# Aim
Type every record exactly as it appears.

>> begin Provided records

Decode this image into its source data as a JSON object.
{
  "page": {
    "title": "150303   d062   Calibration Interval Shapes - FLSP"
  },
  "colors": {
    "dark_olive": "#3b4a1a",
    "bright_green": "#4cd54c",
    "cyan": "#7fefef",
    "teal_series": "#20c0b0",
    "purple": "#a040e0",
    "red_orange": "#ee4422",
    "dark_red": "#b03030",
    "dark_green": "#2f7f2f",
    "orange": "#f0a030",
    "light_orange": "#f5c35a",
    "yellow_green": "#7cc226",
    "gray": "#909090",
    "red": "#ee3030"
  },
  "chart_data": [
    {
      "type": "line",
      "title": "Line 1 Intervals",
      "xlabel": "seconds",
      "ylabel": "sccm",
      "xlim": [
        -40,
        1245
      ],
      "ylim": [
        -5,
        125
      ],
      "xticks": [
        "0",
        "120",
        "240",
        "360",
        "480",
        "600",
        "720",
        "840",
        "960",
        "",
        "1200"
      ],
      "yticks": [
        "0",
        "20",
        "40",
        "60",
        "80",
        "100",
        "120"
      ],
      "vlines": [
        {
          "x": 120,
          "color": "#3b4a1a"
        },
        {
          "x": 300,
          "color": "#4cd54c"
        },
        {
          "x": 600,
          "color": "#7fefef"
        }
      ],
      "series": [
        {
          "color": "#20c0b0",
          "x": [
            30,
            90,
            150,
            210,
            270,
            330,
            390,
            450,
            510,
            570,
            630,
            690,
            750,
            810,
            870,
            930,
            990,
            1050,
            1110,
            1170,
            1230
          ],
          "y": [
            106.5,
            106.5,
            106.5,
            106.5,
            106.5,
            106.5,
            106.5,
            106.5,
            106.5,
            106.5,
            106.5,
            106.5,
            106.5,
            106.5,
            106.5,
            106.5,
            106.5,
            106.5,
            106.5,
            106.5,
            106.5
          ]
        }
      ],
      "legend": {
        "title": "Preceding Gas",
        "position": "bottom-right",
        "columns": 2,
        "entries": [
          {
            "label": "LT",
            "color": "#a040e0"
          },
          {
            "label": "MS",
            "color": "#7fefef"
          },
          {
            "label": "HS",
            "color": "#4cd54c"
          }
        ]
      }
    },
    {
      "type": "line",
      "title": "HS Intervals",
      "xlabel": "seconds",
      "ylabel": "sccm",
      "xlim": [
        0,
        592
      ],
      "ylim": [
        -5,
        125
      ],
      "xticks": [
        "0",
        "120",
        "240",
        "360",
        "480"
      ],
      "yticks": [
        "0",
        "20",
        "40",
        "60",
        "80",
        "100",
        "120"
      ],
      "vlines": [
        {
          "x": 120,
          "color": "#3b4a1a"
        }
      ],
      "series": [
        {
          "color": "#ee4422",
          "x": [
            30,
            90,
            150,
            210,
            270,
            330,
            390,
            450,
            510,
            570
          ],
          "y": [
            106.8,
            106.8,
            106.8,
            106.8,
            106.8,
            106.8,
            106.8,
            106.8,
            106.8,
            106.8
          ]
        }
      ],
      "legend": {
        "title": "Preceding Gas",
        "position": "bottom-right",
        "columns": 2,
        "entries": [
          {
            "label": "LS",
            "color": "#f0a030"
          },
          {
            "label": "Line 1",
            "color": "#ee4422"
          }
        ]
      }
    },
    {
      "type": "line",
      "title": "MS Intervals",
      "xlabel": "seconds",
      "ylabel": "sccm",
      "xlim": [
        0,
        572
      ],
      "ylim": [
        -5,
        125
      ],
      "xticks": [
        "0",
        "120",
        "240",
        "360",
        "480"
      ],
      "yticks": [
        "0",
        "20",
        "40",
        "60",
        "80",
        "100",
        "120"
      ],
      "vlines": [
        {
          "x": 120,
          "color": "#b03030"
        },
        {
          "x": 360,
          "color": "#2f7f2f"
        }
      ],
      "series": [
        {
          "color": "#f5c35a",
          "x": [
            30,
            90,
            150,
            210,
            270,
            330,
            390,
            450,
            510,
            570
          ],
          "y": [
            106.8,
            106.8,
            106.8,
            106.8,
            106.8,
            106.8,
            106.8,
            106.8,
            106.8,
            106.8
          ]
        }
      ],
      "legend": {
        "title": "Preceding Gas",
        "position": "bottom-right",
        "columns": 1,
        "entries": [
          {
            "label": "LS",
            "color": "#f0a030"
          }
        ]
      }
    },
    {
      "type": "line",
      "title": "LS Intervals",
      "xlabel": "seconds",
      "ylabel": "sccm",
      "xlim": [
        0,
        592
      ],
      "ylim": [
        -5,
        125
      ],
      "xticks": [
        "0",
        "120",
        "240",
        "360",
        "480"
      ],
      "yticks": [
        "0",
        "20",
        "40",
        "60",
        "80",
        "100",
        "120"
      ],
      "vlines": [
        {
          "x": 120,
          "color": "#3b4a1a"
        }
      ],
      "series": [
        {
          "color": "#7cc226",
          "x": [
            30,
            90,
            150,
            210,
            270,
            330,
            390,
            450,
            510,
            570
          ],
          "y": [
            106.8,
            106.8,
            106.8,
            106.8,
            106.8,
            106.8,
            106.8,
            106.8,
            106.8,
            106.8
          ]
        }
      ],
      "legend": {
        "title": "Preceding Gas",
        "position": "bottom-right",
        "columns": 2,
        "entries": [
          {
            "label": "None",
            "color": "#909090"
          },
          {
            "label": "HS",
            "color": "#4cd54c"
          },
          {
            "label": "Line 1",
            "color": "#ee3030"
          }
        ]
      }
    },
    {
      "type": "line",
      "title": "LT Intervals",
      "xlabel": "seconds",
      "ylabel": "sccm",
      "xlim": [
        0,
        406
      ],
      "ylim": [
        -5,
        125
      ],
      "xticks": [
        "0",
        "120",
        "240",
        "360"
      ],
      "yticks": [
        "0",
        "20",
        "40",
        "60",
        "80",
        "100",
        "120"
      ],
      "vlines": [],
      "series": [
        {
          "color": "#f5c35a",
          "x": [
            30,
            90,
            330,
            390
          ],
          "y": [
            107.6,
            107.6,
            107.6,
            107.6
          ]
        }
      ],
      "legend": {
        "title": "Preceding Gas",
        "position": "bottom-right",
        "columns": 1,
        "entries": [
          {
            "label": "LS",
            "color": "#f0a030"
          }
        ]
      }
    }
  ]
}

>> end Provided records

# Solution
Decode this image into its source data as a JSON object.
{
  "page": {
    "title": "150303   d062   Calibration Interval Shapes - FLSP"
  },
  "colors": {
    "dark_olive": "#3b4a1a",
    "bright_green": "#4cd54c",
    "cyan": "#7fefef",
    "teal_series": "#20c0b0",
    "purple": "#a040e0",
    "red_orange": "#ee4422",
    "dark_red": "#b03030",
    "dark_green": "#2f7f2f",
    "orange": "#f0a030",
    "light_orange": "#f5c35a",
    "yellow_green": "#7cc226",
    "gray": "#909090",
    "red": "#ee3030"
  },
  "chart_data": [
    {
      "type": "line",
      "title": "Line 1 Intervals",
      "xlabel": "seconds",
      "ylabel": "sccm",
      "xlim": [
        -40,
        1245
      ],
      "ylim": [
        -5,
        125
      ],
      "xticks": [
        "0",
        "120",
        "240",
        "360",
        "480",
        "600",
        "720",
        "840",
        "960",
        "",
        "1200"
      ],
      "yticks": [
        "0",
        "20",
        "40",
        "60",
        "80",
        "100",
        "120"
      ],
      "vlines": [
        {
          "x": 120,
          "color": "#3b4a1a"
        },
        {
          "x": 300,
          "color": "#4cd54c"
        },
        {
          "x": 600,
          "color": "#7fefef"
        }
      ],
      "series": [
        {
          "color": "#20c0b0",
          "x": [
            30,
            90,
            150,
            210,
            270,
            330,
            390,
            450,
            510,
            570,
            630,
            690,
            750,
            810,
            870,
            930,
            990,
            1050,
            1110,
            1170,
            1230
          ],
          "y": [
            106.5,
            106.5,
            106.5,
            106.5,
            106.5,
            106.5,
            106.5,
            106.5,
            106.5,
            106.5,
            106.5,
            106.5,
            106.5,
            106.5,
            106.5,
            106.5,
            106.5,
            106.5,
            106.5,
            106.5,
            106.5
          ]
        }
      ],
      "legend": {
        "title": "Preceding Gas",
        "position": "bottom-right",
        "columns": 2,
        "entries": [
          {
            "label": "LT",
            "color": "#a040e0"
          },
          {
            "label": "MS",
            "color": "#7fefef"
          },
          {
            "label": "HS",
            "color": "#4cd54c"
          }
        ]
      }
    },
    {
      "type": "line",
      "title": "HS Intervals",
      "xlabel": "seconds",
      "ylabel": "sccm",
      "xlim": [
        0,
        592
      ],
      "ylim": [
        -5,
        125
      ],
      "xticks": [
        "0",
        "120",
        "240",
        "360",
        "480"
      ],
      "yticks": [
        "0",
        "20",
        "40",
        "60",
        "80",
        "100",
        "120"
      ],
      "vlines": [
        {
          "x": 120,
          "color": "#3b4a1a"
        }
      ],
      "series": [
        {
          "color": "#ee4422",
          "x": [
            30,
            90,
            150,
            210,
            270,
            330,
            390,
            450,
            510,
            570
          ],
          "y": [
            106.8,
            106.8,
            106.8,
            106.8,
            106.8,
            106.8,
            106.8,
            106.8,
            106.8,
            106.8
          ]
        }
      ],
      "legend": {
        "title": "Preceding Gas",
        "position": "bottom-right",
        "columns": 2,
        "entries": [
          {
            "label": "LS",
            "color": "#f0a030"
          },
          {
            "label": "Line 1",
            "color": "#ee4422"
          }
        ]
      }
    },
    {
      "type": "line",
      "title": "MS Intervals",
      "xlabel": "seconds",
      "ylabel": "sccm",
      "xlim": [
        0,
        572
      ],
      "ylim": [
        -5,
        125
      ],
      "xticks": [
        "0",
        "120",
        "240",
        "360",
        "480"
      ],
      "yticks": [
        "0",
        "20",
        "40",
        "60",
        "80",
        "100",
        "120"
      ],
      "vlines": [
        {
          "x": 120,
          "color": "#b03030"
        },
        {
          "x": 360,
          "color": "#2f7f2f"
        }
      ],
      "series": [
        {
          "color": "#f5c35a",
          "x": [
            30,
            90,
            150,
            210,
            270,
            330,
            390,
            450,
            510,
            570
          ],
          "y": [
            106.8,
            106.8,
            106.8,
            106.8,
            106.8,
            106.8,
            106.8,
            106.8,
            106.8,
            106.8
          ]
        }
      ],
      "legend": {
        "title": "Preceding Gas",
        "position": "bottom-right",
        "columns": 1,
        "entries": [
          {
            "label": "LS",
            "color": "#f0a030"
          }
        ]
      }
    },
    {
      "type": "line",
      "title": "LS Intervals",
      "xlabel": "seconds",
      "ylabel": "sccm",
      "xlim": [
        0,
        592
      ],
      "ylim": [
        -5,
        125
      ],
      "xticks": [
        "0",
        "120",
        "240",
        "360",
        "480"
      ],
      "yticks": [
        "0",
        "20",
        "40",
        "60",
        "80",
        "100",
        "120"
      ],
      "vlines": [
        {
          "x": 120,
          "color": "#3b4a1a"
        }
      ],
      "series": [
        {
          "color": "#7cc226",
          "x": [
            30,
            90,
            150,
            210,
            270,
            330,
            390,
            450,
            510,
            570
          ],
          "y": [
            106.8,
            106.8,
            106.8,
            106.8,
            106.8,
            106.8,
            106.8,
            106.8,
            106.8,
            106.8
          ]
        }
      ],
      "legend": {
        "title": "Preceding Gas",
        "position": "bottom-right",
        "columns": 2,
        "entries": [
          {
            "label": "None",
            "color": "#909090"
          },
          {
            "label": "HS",
            "color": "#4cd54c"
          },
          {
            "label": "Line 1",
            "color": "#ee3030"
          }
        ]
      }
    },
    {
      "type": "line",
      "title": "LT Intervals",
      "xlabel": "seconds",
      "ylabel": "sccm",
      "xlim": [
        0,
        406
      ],
      "ylim": [
        -5,
        125
      ],
      "xticks": [
        "0",
        "120",
        "240",
        "360"
      ],
      "yticks": [
        "0",
        "20",
        "40",
        "60",
        "80",
        "100",
        "120"
      ],
      "vlines": [],
      "series": [
        {
          "color": "#f5c35a",
          "x": [
            30,
            90,
            330,
            390
          ],
          "y": [
            107.6,
            107.6,
            107.6,
            107.6
          ]
        }
      ],
      "legend": {
        "title": "Preceding Gas",
        "position": "bottom-right",
        "columns": 1,
        "entries": [
          {
            "label": "LS",
            "color": "#f0a030"
          }
        ]
      }
    }
  ]
}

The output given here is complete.